%%
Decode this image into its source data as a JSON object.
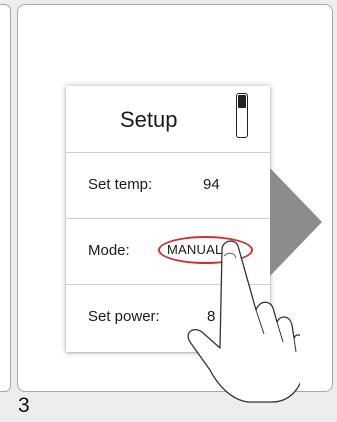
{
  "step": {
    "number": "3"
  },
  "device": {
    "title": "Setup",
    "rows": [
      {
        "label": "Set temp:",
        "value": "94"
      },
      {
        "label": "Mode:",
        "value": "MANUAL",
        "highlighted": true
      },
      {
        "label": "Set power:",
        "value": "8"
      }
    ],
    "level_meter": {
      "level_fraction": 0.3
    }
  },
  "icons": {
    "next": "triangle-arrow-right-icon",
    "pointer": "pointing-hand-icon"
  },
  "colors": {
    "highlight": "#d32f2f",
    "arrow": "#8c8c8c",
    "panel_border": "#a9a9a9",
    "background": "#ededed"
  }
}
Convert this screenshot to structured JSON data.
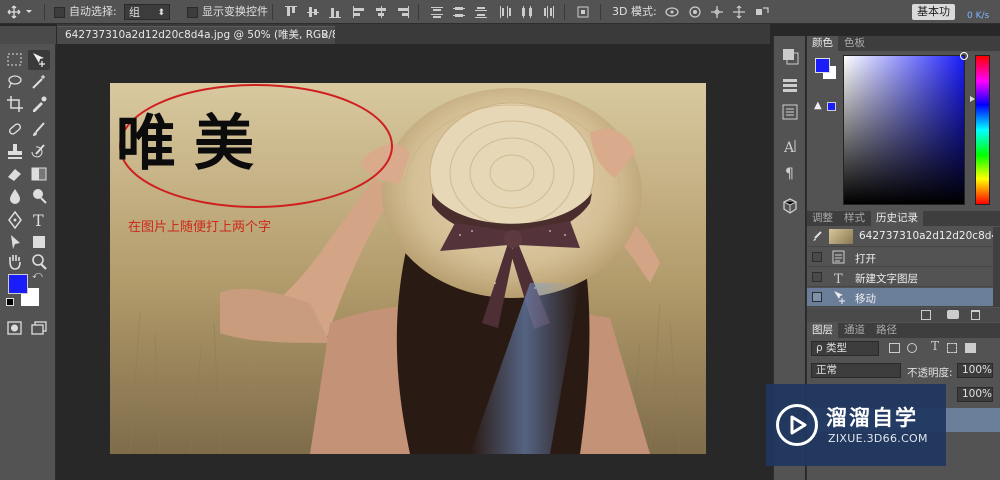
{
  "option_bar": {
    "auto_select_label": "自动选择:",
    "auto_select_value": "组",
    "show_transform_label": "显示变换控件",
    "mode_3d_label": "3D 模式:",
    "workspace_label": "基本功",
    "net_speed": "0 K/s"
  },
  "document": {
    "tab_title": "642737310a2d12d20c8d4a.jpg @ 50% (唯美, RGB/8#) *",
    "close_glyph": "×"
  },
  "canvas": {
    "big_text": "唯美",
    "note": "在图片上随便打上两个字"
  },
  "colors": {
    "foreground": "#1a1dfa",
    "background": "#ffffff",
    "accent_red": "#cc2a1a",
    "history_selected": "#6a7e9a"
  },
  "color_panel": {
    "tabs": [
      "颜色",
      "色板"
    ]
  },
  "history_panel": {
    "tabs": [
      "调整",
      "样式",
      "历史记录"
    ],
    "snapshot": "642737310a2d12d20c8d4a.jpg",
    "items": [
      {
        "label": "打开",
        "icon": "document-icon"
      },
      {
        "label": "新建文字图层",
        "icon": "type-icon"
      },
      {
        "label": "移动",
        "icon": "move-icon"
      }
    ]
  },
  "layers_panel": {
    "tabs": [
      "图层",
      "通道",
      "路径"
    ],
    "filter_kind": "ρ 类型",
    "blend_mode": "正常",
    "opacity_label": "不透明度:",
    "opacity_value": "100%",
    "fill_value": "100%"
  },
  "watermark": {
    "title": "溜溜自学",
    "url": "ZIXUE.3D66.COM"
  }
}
%%
Scan the material above and determine how many lines include the word "JSON"; report only the number.

2